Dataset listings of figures
——————————
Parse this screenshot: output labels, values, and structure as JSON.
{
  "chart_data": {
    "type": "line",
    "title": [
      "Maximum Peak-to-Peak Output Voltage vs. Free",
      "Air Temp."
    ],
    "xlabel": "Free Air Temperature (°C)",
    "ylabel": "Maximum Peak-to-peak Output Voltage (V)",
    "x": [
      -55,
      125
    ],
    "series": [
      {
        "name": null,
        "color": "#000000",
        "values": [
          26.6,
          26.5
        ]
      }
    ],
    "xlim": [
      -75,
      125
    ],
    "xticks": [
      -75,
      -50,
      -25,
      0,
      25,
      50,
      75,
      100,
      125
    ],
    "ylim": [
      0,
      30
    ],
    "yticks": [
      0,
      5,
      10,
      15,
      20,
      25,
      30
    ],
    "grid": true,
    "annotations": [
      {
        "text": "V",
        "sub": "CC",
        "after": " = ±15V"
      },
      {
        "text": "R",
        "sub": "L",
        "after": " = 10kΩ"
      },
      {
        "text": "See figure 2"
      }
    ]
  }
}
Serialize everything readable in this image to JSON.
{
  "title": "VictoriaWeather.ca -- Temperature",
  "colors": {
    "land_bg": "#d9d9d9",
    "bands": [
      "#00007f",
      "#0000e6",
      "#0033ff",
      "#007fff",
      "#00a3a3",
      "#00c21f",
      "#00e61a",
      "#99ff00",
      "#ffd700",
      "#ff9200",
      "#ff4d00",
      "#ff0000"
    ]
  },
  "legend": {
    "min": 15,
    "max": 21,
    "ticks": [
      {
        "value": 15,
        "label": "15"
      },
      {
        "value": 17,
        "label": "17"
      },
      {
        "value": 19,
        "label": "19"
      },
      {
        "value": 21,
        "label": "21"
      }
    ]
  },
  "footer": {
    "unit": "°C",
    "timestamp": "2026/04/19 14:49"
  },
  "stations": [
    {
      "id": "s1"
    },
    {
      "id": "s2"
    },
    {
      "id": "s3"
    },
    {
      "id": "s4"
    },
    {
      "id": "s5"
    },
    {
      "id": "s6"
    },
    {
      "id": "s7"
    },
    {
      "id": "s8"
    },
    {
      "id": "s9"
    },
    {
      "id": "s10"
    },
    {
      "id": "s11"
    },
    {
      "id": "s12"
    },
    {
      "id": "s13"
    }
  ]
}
——————————
Written exercise:
Write out the records shown above, exactly as they appear.

The reply:
Parse this screenshot: output labels, values, and structure as JSON.
{
  "chart_data": {
    "type": "line",
    "title": [
      "Maximum Peak-to-Peak Output Voltage vs. Free",
      "Air Temp."
    ],
    "xlabel": "Free Air Temperature (°C)",
    "ylabel": "Maximum Peak-to-peak Output Voltage (V)",
    "x": [
      -55,
      125
    ],
    "series": [
      {
        "name": null,
        "color": "#000000",
        "values": [
          26.6,
          26.5
        ]
      }
    ],
    "xlim": [
      -75,
      125
    ],
    "xticks": [
      -75,
      -50,
      -25,
      0,
      25,
      50,
      75,
      100,
      125
    ],
    "ylim": [
      0,
      30
    ],
    "yticks": [
      0,
      5,
      10,
      15,
      20,
      25,
      30
    ],
    "grid": true,
    "annotations": [
      {
        "text": "V",
        "sub": "CC",
        "after": " = ±15V"
      },
      {
        "text": "R",
        "sub": "L",
        "after": " = 10kΩ"
      },
      {
        "text": "See figure 2"
      }
    ]
  }
}
Serialize everything readable in this image to JSON.
{
  "title": "VictoriaWeather.ca -- Temperature",
  "colors": {
    "land_bg": "#d9d9d9",
    "bands": [
      "#00007f",
      "#0000e6",
      "#0033ff",
      "#007fff",
      "#00a3a3",
      "#00c21f",
      "#00e61a",
      "#99ff00",
      "#ffd700",
      "#ff9200",
      "#ff4d00",
      "#ff0000"
    ]
  },
  "legend": {
    "min": 15,
    "max": 21,
    "ticks": [
      {
        "value": 15,
        "label": "15"
      },
      {
        "value": 17,
        "label": "17"
      },
      {
        "value": 19,
        "label": "19"
      },
      {
        "value": 21,
        "label": "21"
      }
    ]
  },
  "footer": {
    "unit": "°C",
    "timestamp": "2026/04/19 14:49"
  },
  "stations": [
    {
      "id": "s1"
    },
    {
      "id": "s2"
    },
    {
      "id": "s3"
    },
    {
      "id": "s4"
    },
    {
      "id": "s5"
    },
    {
      "id": "s6"
    },
    {
      "id": "s7"
    },
    {
      "id": "s8"
    },
    {
      "id": "s9"
    },
    {
      "id": "s10"
    },
    {
      "id": "s11"
    },
    {
      "id": "s12"
    },
    {
      "id": "s13"
    }
  ]
}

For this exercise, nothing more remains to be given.